#### [Requirements]
Write out the records below once more, exactly as they stand.

Stored records
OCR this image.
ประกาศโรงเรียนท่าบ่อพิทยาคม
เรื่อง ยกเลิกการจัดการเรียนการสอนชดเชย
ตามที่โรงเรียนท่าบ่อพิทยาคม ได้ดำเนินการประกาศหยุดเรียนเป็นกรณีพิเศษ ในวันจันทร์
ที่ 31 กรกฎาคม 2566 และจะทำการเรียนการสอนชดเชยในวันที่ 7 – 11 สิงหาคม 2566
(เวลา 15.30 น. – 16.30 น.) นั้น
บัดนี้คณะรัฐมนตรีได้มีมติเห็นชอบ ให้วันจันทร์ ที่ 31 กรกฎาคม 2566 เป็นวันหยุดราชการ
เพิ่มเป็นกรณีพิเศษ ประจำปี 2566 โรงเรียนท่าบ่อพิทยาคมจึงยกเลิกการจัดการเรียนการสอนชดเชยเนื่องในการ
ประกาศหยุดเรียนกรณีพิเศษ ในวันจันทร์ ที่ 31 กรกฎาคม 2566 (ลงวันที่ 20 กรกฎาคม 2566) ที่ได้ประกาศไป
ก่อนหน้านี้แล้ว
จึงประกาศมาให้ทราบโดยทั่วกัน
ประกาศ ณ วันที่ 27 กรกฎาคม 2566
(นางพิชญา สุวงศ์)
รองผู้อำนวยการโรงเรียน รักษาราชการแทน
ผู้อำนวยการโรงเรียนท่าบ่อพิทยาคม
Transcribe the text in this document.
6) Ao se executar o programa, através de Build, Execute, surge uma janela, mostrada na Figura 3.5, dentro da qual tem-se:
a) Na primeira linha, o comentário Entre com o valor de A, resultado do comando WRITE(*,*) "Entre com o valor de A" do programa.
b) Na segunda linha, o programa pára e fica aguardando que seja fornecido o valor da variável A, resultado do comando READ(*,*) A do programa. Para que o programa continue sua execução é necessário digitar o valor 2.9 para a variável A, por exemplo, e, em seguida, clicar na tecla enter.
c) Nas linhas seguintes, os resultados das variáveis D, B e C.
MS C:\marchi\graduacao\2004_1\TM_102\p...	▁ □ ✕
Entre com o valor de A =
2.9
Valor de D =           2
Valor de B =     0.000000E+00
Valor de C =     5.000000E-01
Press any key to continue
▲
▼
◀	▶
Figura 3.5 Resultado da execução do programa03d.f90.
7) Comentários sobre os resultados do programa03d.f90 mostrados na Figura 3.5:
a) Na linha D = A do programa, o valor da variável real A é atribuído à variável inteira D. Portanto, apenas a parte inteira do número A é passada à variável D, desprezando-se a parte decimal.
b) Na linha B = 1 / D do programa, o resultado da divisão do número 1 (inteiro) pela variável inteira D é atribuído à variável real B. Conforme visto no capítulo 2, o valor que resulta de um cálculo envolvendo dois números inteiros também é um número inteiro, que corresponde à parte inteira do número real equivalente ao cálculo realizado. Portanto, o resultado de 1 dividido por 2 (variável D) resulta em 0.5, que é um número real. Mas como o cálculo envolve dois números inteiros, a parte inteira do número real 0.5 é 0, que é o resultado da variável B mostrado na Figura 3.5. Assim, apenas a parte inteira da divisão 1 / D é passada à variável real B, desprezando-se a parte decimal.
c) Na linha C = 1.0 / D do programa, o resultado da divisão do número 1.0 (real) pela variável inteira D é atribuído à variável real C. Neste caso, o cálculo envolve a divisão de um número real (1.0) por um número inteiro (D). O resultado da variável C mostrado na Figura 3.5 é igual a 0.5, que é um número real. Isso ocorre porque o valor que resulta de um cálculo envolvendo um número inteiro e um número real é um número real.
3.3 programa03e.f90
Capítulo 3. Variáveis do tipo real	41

#### [Exercise answer]
OCR this image.
ประกาศโรงเรียนท่าบ่อพิทยาคม
เรื่อง ยกเลิกการจัดการเรียนการสอนชดเชย
ตามที่โรงเรียนท่าบ่อพิทยาคม ได้ดำเนินการประกาศหยุดเรียนเป็นกรณีพิเศษ ในวันจันทร์
ที่ 31 กรกฎาคม 2566 และจะทำการเรียนการสอนชดเชยในวันที่ 7 – 11 สิงหาคม 2566
(เวลา 15.30 น. – 16.30 น.) นั้น
บัดนี้คณะรัฐมนตรีได้มีมติเห็นชอบ ให้วันจันทร์ ที่ 31 กรกฎาคม 2566 เป็นวันหยุดราชการ
เพิ่มเป็นกรณีพิเศษ ประจำปี 2566 โรงเรียนท่าบ่อพิทยาคมจึงยกเลิกการจัดการเรียนการสอนชดเชยเนื่องในการ
ประกาศหยุดเรียนกรณีพิเศษ ในวันจันทร์ ที่ 31 กรกฎาคม 2566 (ลงวันที่ 20 กรกฎาคม 2566) ที่ได้ประกาศไป
ก่อนหน้านี้แล้ว
จึงประกาศมาให้ทราบโดยทั่วกัน
ประกาศ ณ วันที่ 27 กรกฎาคม 2566
(นางพิชญา สุวงศ์)
รองผู้อำนวยการโรงเรียน รักษาราชการแทน
ผู้อำนวยการโรงเรียนท่าบ่อพิทยาคม
Transcribe the text in this document.
6) Ao se executar o programa, através de Build, Execute, surge uma janela, mostrada na Figura 3.5, dentro da qual tem-se:
a) Na primeira linha, o comentário Entre com o valor de A, resultado do comando WRITE(*,*) "Entre com o valor de A" do programa.
b) Na segunda linha, o programa pára e fica aguardando que seja fornecido o valor da variável A, resultado do comando READ(*,*) A do programa. Para que o programa continue sua execução é necessário digitar o valor 2.9 para a variável A, por exemplo, e, em seguida, clicar na tecla enter.
c) Nas linhas seguintes, os resultados das variáveis D, B e C.
MS C:\marchi\graduacao\2004_1\TM_102\p...	▁ □ ✕
Entre com o valor de A =
2.9
Valor de D =           2
Valor de B =     0.000000E+00
Valor de C =     5.000000E-01
Press any key to continue
▲
▼
◀	▶
Figura 3.5 Resultado da execução do programa03d.f90.
7) Comentários sobre os resultados do programa03d.f90 mostrados na Figura 3.5:
a) Na linha D = A do programa, o valor da variável real A é atribuído à variável inteira D. Portanto, apenas a parte inteira do número A é passada à variável D, desprezando-se a parte decimal.
b) Na linha B = 1 / D do programa, o resultado da divisão do número 1 (inteiro) pela variável inteira D é atribuído à variável real B. Conforme visto no capítulo 2, o valor que resulta de um cálculo envolvendo dois números inteiros também é um número inteiro, que corresponde à parte inteira do número real equivalente ao cálculo realizado. Portanto, o resultado de 1 dividido por 2 (variável D) resulta em 0.5, que é um número real. Mas como o cálculo envolve dois números inteiros, a parte inteira do número real 0.5 é 0, que é o resultado da variável B mostrado na Figura 3.5. Assim, apenas a parte inteira da divisão 1 / D é passada à variável real B, desprezando-se a parte decimal.
c) Na linha C = 1.0 / D do programa, o resultado da divisão do número 1.0 (real) pela variável inteira D é atribuído à variável real C. Neste caso, o cálculo envolve a divisão de um número real (1.0) por um número inteiro (D). O resultado da variável C mostrado na Figura 3.5 é igual a 0.5, que é um número real. Isso ocorre porque o valor que resulta de um cálculo envolvendo um número inteiro e um número real é um número real.
3.3 programa03e.f90
Capítulo 3. Variáveis do tipo real	41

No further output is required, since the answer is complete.